Gather the lines from the material that contain "ASRPRO".

> ITEMS:
※
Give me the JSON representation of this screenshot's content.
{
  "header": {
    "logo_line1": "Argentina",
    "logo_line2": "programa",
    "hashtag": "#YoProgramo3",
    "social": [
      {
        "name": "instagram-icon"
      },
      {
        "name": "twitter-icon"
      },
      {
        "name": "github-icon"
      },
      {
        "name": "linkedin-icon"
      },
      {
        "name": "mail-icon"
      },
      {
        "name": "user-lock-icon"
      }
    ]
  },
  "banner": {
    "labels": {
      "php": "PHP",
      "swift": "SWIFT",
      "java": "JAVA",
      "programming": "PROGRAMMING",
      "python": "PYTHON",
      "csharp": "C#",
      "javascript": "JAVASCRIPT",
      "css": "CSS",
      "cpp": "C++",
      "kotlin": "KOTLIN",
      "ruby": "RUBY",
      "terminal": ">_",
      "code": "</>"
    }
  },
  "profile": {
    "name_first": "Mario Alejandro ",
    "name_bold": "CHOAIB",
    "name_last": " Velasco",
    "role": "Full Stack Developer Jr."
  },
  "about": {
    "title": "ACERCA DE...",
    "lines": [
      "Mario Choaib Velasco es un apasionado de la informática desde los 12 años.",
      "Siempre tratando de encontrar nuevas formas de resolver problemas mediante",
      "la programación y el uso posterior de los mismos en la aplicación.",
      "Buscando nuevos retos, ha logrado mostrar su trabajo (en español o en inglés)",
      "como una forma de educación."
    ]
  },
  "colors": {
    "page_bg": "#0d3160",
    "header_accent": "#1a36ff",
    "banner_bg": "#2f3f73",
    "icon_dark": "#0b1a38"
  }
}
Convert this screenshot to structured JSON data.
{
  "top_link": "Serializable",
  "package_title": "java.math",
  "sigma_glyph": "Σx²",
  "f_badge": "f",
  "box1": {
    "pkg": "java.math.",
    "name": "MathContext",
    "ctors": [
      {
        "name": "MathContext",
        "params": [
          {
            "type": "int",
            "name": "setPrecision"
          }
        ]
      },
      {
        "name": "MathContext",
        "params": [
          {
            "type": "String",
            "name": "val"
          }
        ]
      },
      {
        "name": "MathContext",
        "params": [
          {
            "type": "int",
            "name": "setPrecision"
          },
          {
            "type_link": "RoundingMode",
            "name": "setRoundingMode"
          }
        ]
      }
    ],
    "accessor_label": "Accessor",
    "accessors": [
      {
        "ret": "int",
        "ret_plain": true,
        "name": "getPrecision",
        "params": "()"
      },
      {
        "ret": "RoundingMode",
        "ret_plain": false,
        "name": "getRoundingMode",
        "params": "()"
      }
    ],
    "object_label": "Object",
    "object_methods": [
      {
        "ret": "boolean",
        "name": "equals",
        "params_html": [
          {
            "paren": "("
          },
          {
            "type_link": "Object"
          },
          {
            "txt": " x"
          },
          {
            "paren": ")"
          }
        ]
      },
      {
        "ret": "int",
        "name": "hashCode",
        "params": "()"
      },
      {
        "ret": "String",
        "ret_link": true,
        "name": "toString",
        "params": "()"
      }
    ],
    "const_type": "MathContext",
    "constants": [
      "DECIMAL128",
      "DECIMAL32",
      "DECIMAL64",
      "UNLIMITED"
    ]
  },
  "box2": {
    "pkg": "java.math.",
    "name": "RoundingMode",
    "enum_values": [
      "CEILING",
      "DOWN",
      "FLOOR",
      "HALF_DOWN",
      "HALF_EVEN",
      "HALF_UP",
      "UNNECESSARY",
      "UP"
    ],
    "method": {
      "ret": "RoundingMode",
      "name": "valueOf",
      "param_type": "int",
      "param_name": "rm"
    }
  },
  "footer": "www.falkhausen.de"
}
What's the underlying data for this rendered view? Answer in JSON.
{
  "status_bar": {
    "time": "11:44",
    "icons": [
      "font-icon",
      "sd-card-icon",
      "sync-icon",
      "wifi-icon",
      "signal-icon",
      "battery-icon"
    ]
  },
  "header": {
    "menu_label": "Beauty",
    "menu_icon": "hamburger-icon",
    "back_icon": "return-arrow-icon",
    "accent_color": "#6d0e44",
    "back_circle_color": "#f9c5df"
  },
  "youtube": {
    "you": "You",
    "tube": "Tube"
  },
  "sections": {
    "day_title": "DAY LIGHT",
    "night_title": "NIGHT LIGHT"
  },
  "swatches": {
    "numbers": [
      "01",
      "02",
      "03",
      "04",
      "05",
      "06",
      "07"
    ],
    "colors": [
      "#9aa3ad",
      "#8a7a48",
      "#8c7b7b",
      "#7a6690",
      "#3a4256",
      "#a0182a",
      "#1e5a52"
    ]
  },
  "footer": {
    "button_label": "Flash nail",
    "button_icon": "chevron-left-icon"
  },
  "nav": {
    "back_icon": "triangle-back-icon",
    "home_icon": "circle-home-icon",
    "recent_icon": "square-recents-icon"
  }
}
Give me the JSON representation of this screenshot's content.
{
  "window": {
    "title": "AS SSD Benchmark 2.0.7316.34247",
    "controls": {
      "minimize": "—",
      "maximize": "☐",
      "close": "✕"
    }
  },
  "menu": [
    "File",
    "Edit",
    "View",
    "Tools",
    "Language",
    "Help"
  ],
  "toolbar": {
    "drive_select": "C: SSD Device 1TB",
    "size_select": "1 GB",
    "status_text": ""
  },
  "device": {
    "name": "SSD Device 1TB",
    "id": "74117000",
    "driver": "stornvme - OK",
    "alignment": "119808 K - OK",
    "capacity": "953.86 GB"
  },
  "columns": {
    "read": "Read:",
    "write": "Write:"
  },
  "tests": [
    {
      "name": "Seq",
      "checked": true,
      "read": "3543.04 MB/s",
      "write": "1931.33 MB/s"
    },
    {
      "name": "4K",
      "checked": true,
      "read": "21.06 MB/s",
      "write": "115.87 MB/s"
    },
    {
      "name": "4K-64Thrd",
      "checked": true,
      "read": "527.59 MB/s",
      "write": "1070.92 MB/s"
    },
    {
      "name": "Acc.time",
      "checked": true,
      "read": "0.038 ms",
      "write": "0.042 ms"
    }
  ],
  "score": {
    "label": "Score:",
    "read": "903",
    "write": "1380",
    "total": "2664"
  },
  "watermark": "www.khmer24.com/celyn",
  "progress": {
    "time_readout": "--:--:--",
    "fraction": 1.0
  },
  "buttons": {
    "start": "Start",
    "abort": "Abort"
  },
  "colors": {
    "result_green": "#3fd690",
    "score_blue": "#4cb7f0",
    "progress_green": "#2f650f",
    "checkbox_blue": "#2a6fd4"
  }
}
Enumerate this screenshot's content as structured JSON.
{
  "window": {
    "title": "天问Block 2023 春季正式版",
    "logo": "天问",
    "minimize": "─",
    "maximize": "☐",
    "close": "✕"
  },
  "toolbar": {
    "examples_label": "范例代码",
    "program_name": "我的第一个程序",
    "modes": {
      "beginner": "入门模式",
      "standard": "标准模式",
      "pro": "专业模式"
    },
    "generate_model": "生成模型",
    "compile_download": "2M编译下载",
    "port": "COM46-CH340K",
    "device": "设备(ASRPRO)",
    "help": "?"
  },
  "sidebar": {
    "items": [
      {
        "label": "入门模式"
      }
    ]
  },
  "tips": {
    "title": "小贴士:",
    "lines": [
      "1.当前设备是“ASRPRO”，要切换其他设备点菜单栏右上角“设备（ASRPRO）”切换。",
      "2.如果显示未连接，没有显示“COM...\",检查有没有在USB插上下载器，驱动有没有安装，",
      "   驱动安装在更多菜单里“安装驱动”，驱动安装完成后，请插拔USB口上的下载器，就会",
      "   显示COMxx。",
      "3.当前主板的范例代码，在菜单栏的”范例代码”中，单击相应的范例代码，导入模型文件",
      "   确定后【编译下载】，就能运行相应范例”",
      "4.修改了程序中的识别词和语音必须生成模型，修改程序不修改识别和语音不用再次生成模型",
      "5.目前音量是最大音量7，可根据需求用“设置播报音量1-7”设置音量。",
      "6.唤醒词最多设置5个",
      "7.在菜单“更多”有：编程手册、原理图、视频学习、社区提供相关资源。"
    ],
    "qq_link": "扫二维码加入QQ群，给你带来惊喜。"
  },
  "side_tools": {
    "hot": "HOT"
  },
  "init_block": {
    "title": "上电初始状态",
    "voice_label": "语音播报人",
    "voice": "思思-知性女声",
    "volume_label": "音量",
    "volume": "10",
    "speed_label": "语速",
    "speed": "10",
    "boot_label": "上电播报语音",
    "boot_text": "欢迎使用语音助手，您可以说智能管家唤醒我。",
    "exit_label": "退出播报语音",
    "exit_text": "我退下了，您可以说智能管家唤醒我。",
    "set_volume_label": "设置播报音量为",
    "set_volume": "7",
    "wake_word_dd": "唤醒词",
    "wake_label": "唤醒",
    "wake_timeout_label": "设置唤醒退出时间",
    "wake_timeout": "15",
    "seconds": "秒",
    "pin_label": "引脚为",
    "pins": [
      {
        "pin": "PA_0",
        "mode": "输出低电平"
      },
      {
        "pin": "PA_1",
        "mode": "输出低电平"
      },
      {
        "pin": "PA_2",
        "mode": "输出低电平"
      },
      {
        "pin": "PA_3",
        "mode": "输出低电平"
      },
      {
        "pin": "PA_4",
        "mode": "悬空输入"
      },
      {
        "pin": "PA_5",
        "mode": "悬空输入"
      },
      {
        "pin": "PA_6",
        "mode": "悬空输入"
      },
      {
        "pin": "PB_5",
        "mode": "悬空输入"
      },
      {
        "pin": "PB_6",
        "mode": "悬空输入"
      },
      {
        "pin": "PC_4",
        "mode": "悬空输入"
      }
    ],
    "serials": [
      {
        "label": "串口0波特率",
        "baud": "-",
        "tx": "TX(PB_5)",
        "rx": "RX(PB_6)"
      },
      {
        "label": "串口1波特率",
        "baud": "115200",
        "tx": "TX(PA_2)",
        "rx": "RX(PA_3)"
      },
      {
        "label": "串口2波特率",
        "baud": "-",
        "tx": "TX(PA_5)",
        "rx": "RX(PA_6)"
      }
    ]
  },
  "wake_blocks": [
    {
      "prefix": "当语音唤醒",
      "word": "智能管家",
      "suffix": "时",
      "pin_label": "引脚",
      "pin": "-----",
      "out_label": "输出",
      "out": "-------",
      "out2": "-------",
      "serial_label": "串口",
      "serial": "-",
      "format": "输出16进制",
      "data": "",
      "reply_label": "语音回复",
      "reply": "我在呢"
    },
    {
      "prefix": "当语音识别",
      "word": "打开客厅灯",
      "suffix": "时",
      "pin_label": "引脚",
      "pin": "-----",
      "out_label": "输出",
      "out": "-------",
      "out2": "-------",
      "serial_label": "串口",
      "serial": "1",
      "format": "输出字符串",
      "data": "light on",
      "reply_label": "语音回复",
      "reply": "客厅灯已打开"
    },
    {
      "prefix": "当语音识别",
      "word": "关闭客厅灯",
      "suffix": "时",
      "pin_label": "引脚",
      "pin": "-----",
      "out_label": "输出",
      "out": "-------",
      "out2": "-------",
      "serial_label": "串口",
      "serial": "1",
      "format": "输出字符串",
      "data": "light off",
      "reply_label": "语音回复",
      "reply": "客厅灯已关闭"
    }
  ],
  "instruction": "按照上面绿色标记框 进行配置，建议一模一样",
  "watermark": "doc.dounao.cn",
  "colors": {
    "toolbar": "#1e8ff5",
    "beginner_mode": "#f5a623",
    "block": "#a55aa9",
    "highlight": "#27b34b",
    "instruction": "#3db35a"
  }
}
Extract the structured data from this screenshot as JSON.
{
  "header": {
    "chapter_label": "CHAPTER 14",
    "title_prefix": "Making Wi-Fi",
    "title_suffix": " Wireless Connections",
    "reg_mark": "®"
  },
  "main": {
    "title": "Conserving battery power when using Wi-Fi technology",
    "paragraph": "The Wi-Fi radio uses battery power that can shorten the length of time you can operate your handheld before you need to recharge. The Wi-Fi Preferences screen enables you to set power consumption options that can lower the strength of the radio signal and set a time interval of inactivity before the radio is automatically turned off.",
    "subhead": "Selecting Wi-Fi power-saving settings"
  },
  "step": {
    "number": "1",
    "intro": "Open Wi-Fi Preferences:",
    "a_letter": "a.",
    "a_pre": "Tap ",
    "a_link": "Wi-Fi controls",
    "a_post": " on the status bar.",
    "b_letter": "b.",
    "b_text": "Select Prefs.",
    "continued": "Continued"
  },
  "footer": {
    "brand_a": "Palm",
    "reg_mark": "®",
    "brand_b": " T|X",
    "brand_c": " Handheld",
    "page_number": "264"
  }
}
※
> WRITTEN ANSWER:
    "device": "设备(ASRPRO)",
      "1.当前设备是“ASRPRO”，要切换其他设备点菜单栏右上角“设备（ASRPRO）”切换。",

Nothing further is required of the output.